◆ **STORED ROWS**:
= = = = = = =

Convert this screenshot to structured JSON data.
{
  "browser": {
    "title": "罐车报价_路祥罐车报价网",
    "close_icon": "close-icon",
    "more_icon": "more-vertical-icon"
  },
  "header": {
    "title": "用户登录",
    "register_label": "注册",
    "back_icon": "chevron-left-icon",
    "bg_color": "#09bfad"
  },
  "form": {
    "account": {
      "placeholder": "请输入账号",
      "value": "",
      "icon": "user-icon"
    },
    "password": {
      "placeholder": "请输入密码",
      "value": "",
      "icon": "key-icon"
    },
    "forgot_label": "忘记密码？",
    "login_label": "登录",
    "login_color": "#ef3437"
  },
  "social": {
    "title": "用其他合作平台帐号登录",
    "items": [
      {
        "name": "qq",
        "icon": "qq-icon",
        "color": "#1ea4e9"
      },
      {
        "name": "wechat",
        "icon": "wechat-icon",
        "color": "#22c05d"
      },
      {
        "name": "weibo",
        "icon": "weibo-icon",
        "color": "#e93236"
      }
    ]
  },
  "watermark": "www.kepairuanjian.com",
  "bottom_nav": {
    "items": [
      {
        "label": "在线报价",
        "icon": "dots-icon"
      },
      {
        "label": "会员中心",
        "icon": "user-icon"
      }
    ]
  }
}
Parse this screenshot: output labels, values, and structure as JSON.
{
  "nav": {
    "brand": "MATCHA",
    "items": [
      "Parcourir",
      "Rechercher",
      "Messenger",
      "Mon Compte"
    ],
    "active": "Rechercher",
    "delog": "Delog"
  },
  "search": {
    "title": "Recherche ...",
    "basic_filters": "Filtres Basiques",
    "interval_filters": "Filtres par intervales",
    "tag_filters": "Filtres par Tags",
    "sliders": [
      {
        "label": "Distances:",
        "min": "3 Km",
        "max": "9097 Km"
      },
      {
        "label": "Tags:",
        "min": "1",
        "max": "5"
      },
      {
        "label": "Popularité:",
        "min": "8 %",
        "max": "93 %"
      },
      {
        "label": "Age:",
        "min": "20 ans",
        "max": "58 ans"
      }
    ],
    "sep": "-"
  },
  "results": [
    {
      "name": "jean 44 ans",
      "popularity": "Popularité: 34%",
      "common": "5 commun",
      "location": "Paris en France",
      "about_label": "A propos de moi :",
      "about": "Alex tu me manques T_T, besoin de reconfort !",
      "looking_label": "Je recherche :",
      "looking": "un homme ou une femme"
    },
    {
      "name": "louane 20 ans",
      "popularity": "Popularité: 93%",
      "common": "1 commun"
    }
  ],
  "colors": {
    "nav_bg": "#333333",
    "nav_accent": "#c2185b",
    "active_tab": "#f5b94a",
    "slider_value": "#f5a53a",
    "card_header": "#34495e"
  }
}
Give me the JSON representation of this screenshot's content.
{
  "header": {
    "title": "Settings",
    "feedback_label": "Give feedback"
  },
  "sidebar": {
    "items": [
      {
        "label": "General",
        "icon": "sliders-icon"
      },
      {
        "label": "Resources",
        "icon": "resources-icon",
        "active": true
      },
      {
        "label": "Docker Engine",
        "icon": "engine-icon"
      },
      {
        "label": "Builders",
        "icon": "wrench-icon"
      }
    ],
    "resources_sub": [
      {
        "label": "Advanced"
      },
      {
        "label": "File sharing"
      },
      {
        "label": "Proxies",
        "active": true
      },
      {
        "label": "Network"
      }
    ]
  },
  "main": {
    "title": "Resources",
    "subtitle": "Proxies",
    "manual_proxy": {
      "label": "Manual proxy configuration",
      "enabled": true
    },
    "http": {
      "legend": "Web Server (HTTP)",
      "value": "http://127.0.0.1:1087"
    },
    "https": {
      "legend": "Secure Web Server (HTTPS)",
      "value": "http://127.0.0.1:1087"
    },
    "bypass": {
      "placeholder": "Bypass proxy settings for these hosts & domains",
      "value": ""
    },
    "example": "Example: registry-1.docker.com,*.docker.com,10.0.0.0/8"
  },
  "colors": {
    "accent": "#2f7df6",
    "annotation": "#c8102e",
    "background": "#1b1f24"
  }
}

= = = = = = =

◆ **EXERCISE DETAILS**:
Look for the word "popularity" and return every line where it occurs.

◆ **WORKED SOLUTION**:
      "popularity": "Popularité: 34%",
      "popularity": "Popularité: 93%",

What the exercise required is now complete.